Leaving out every picture, quote the data below exactly as it appears.

╭──

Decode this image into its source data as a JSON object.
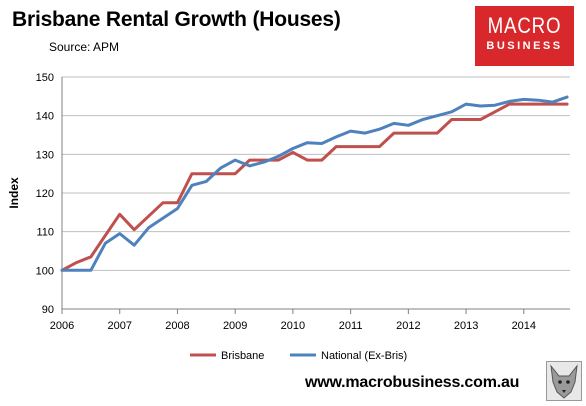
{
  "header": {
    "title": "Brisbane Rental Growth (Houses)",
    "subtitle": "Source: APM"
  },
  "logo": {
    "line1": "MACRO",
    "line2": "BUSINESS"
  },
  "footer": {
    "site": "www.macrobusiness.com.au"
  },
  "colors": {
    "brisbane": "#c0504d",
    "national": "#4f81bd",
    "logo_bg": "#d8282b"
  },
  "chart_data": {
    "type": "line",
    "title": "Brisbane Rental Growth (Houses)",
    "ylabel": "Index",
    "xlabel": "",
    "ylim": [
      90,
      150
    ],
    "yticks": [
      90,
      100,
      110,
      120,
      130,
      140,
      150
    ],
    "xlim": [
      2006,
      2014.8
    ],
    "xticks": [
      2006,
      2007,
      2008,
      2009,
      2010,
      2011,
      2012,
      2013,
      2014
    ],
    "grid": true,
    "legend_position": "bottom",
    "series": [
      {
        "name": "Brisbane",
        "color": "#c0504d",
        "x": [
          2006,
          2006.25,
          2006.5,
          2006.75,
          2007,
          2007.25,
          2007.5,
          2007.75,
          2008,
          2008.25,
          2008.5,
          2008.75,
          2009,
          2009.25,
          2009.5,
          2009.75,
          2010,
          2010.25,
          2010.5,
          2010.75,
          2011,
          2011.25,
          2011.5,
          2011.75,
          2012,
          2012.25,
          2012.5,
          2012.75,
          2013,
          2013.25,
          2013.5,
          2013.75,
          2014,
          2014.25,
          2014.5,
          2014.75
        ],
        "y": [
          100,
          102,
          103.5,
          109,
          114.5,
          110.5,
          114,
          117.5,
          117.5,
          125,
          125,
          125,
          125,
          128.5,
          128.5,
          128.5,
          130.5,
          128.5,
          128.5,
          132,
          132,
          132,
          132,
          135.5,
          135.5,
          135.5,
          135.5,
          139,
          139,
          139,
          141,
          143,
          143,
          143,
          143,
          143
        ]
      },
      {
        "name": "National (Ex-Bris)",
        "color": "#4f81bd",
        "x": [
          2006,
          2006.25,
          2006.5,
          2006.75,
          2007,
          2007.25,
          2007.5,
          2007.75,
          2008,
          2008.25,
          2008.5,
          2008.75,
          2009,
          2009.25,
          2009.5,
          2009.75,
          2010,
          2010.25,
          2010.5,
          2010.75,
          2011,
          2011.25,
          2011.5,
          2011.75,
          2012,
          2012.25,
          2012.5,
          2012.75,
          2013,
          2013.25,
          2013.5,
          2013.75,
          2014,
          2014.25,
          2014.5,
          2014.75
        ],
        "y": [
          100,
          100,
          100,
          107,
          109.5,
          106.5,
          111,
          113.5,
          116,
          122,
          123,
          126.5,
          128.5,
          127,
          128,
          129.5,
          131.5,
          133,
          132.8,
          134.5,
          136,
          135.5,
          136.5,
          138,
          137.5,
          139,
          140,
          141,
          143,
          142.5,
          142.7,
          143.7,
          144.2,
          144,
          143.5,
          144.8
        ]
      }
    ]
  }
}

╰──

**SOLUTION**
Decode this image into its source data as a JSON object.
{
  "header": {
    "title": "Brisbane Rental Growth (Houses)",
    "subtitle": "Source: APM"
  },
  "logo": {
    "line1": "MACRO",
    "line2": "BUSINESS"
  },
  "footer": {
    "site": "www.macrobusiness.com.au"
  },
  "colors": {
    "brisbane": "#c0504d",
    "national": "#4f81bd",
    "logo_bg": "#d8282b"
  },
  "chart_data": {
    "type": "line",
    "title": "Brisbane Rental Growth (Houses)",
    "ylabel": "Index",
    "xlabel": "",
    "ylim": [
      90,
      150
    ],
    "yticks": [
      90,
      100,
      110,
      120,
      130,
      140,
      150
    ],
    "xlim": [
      2006,
      2014.8
    ],
    "xticks": [
      2006,
      2007,
      2008,
      2009,
      2010,
      2011,
      2012,
      2013,
      2014
    ],
    "grid": true,
    "legend_position": "bottom",
    "series": [
      {
        "name": "Brisbane",
        "color": "#c0504d",
        "x": [
          2006,
          2006.25,
          2006.5,
          2006.75,
          2007,
          2007.25,
          2007.5,
          2007.75,
          2008,
          2008.25,
          2008.5,
          2008.75,
          2009,
          2009.25,
          2009.5,
          2009.75,
          2010,
          2010.25,
          2010.5,
          2010.75,
          2011,
          2011.25,
          2011.5,
          2011.75,
          2012,
          2012.25,
          2012.5,
          2012.75,
          2013,
          2013.25,
          2013.5,
          2013.75,
          2014,
          2014.25,
          2014.5,
          2014.75
        ],
        "y": [
          100,
          102,
          103.5,
          109,
          114.5,
          110.5,
          114,
          117.5,
          117.5,
          125,
          125,
          125,
          125,
          128.5,
          128.5,
          128.5,
          130.5,
          128.5,
          128.5,
          132,
          132,
          132,
          132,
          135.5,
          135.5,
          135.5,
          135.5,
          139,
          139,
          139,
          141,
          143,
          143,
          143,
          143,
          143
        ]
      },
      {
        "name": "National (Ex-Bris)",
        "color": "#4f81bd",
        "x": [
          2006,
          2006.25,
          2006.5,
          2006.75,
          2007,
          2007.25,
          2007.5,
          2007.75,
          2008,
          2008.25,
          2008.5,
          2008.75,
          2009,
          2009.25,
          2009.5,
          2009.75,
          2010,
          2010.25,
          2010.5,
          2010.75,
          2011,
          2011.25,
          2011.5,
          2011.75,
          2012,
          2012.25,
          2012.5,
          2012.75,
          2013,
          2013.25,
          2013.5,
          2013.75,
          2014,
          2014.25,
          2014.5,
          2014.75
        ],
        "y": [
          100,
          100,
          100,
          107,
          109.5,
          106.5,
          111,
          113.5,
          116,
          122,
          123,
          126.5,
          128.5,
          127,
          128,
          129.5,
          131.5,
          133,
          132.8,
          134.5,
          136,
          135.5,
          136.5,
          138,
          137.5,
          139,
          140,
          141,
          143,
          142.5,
          142.7,
          143.7,
          144.2,
          144,
          143.5,
          144.8
        ]
      }
    ]
  }
}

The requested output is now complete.